### SET PROBLEM
Return every line of the items below with no changes at all.

[Layout records]
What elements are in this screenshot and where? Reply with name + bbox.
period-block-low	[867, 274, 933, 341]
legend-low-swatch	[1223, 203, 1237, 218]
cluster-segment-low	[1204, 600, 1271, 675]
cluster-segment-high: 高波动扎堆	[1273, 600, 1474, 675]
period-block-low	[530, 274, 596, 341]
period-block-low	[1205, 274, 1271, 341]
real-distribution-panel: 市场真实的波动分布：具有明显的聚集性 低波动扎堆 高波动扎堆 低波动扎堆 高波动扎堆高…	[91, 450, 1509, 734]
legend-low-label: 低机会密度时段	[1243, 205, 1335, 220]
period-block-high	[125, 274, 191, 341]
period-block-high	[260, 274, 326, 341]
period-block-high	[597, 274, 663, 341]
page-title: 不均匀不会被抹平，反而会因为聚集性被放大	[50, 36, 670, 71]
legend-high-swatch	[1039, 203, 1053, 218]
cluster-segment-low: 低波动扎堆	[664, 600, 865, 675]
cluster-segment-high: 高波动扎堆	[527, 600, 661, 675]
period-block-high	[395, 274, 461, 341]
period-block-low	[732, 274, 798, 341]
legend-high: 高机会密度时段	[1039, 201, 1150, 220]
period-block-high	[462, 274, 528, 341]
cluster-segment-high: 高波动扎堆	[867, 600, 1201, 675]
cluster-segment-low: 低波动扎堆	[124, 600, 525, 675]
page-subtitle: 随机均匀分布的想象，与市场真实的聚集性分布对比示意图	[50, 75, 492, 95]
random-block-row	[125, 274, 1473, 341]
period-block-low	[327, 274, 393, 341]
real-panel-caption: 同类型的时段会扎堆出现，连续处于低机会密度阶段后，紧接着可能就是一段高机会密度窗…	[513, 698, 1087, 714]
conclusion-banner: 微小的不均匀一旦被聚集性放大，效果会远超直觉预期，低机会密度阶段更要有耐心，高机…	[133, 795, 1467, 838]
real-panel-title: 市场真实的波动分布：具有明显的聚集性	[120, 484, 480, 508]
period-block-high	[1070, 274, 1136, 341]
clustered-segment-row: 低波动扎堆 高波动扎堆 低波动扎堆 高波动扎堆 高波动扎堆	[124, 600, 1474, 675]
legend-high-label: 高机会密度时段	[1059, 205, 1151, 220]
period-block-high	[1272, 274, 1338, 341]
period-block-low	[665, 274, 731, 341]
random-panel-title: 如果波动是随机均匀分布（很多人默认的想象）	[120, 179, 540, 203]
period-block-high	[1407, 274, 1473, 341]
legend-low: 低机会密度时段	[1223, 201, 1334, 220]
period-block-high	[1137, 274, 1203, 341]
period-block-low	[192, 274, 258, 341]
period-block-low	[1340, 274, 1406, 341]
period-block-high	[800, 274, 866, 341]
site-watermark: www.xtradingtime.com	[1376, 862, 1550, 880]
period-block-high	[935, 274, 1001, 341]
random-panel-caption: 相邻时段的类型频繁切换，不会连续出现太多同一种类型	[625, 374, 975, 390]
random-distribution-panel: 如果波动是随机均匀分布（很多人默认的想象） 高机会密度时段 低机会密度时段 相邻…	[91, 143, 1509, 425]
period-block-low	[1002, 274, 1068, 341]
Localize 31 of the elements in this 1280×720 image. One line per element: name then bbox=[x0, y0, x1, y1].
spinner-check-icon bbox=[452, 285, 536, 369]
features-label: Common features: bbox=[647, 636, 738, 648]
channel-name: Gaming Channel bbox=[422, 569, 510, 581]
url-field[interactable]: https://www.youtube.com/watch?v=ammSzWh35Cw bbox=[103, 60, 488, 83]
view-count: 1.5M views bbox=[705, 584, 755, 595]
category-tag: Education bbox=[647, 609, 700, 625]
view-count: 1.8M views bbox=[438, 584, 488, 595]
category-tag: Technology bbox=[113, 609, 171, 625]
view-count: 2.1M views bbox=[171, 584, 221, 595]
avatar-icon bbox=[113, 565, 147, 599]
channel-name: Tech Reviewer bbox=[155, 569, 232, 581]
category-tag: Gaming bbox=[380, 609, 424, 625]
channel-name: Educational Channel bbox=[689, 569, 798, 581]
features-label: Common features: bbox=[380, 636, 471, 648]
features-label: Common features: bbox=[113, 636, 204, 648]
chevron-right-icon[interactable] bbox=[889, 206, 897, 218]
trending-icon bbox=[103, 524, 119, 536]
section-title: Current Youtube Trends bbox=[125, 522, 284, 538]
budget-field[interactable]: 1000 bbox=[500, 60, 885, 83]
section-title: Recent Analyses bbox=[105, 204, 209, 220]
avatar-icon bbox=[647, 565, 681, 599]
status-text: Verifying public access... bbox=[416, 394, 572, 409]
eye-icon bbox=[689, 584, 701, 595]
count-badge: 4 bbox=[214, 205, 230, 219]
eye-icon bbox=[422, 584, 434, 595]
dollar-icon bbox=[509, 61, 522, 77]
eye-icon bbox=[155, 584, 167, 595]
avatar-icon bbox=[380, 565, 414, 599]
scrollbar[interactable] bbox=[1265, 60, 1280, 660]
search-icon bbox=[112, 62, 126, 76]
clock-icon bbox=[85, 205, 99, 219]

### TASK SOLUTION
What elements are in this screenshot and where? Reply with name + bbox.
period-block-low	[867, 274, 933, 341]
legend-low-swatch	[1223, 203, 1237, 218]
cluster-segment-low	[1204, 600, 1271, 675]
cluster-segment-high: 高波动扎堆	[1273, 600, 1474, 675]
period-block-low	[530, 274, 596, 341]
period-block-low	[1205, 274, 1271, 341]
real-distribution-panel: 市场真实的波动分布：具有明显的聚集性 低波动扎堆 高波动扎堆 低波动扎堆 高波动扎堆高…	[91, 450, 1509, 734]
legend-low-label: 低机会密度时段	[1243, 205, 1335, 220]
period-block-high	[125, 274, 191, 341]
period-block-high	[260, 274, 326, 341]
period-block-high	[597, 274, 663, 341]
page-title: 不均匀不会被抹平，反而会因为聚集性被放大	[50, 36, 670, 71]
legend-high-swatch	[1039, 203, 1053, 218]
cluster-segment-low: 低波动扎堆	[664, 600, 865, 675]
cluster-segment-high: 高波动扎堆	[527, 600, 661, 675]
period-block-high	[395, 274, 461, 341]
period-block-low	[732, 274, 798, 341]
legend-high: 高机会密度时段	[1039, 201, 1150, 220]
period-block-high	[462, 274, 528, 341]
cluster-segment-high: 高波动扎堆	[867, 600, 1201, 675]
cluster-segment-low: 低波动扎堆	[124, 600, 525, 675]
page-subtitle: 随机均匀分布的想象，与市场真实的聚集性分布对比示意图	[50, 75, 492, 95]
random-block-row	[125, 274, 1473, 341]
period-block-low	[327, 274, 393, 341]
real-panel-caption: 同类型的时段会扎堆出现，连续处于低机会密度阶段后，紧接着可能就是一段高机会密度窗…	[513, 698, 1087, 714]
conclusion-banner: 微小的不均匀一旦被聚集性放大，效果会远超直觉预期，低机会密度阶段更要有耐心，高机…	[133, 795, 1467, 838]
real-panel-title: 市场真实的波动分布：具有明显的聚集性	[120, 484, 480, 508]
period-block-high	[1070, 274, 1136, 341]
clustered-segment-row: 低波动扎堆 高波动扎堆 低波动扎堆 高波动扎堆 高波动扎堆	[124, 600, 1474, 675]
legend-high-label: 高机会密度时段	[1059, 205, 1151, 220]
period-block-high	[1272, 274, 1338, 341]
period-block-low	[665, 274, 731, 341]
random-panel-title: 如果波动是随机均匀分布（很多人默认的想象）	[120, 179, 540, 203]
period-block-high	[1407, 274, 1473, 341]
legend-low: 低机会密度时段	[1223, 201, 1334, 220]
period-block-high	[1137, 274, 1203, 341]
period-block-low	[192, 274, 258, 341]
period-block-low	[1340, 274, 1406, 341]
period-block-high	[800, 274, 866, 341]
site-watermark: www.xtradingtime.com	[1376, 862, 1550, 880]
period-block-high	[935, 274, 1001, 341]
random-panel-caption: 相邻时段的类型频繁切换，不会连续出现太多同一种类型	[625, 374, 975, 390]
random-distribution-panel: 如果波动是随机均匀分布（很多人默认的想象） 高机会密度时段 低机会密度时段 相邻…	[91, 143, 1509, 425]
period-block-low	[1002, 274, 1068, 341]
Localize 31 of the elements in this 1280×720 image. One line per element: name then bbox=[x0, y0, x1, y1].
spinner-check-icon bbox=[452, 285, 536, 369]
features-label: Common features: bbox=[647, 636, 738, 648]
channel-name: Gaming Channel bbox=[422, 569, 510, 581]
url-field[interactable]: https://www.youtube.com/watch?v=ammSzWh35Cw bbox=[103, 60, 488, 83]
view-count: 1.5M views bbox=[705, 584, 755, 595]
category-tag: Education bbox=[647, 609, 700, 625]
view-count: 1.8M views bbox=[438, 584, 488, 595]
category-tag: Technology bbox=[113, 609, 171, 625]
view-count: 2.1M views bbox=[171, 584, 221, 595]
avatar-icon bbox=[113, 565, 147, 599]
channel-name: Tech Reviewer bbox=[155, 569, 232, 581]
category-tag: Gaming bbox=[380, 609, 424, 625]
channel-name: Educational Channel bbox=[689, 569, 798, 581]
features-label: Common features: bbox=[380, 636, 471, 648]
features-label: Common features: bbox=[113, 636, 204, 648]
chevron-right-icon[interactable] bbox=[889, 206, 897, 218]
trending-icon bbox=[103, 524, 119, 536]
section-title: Current Youtube Trends bbox=[125, 522, 284, 538]
budget-field[interactable]: 1000 bbox=[500, 60, 885, 83]
section-title: Recent Analyses bbox=[105, 204, 209, 220]
avatar-icon bbox=[647, 565, 681, 599]
status-text: Verifying public access... bbox=[416, 394, 572, 409]
eye-icon bbox=[689, 584, 701, 595]
count-badge: 4 bbox=[214, 205, 230, 219]
eye-icon bbox=[422, 584, 434, 595]
dollar-icon bbox=[509, 61, 522, 77]
eye-icon bbox=[155, 584, 167, 595]
avatar-icon bbox=[380, 565, 414, 599]
scrollbar[interactable] bbox=[1265, 60, 1280, 660]
search-icon bbox=[112, 62, 126, 76]
clock-icon bbox=[85, 205, 99, 219]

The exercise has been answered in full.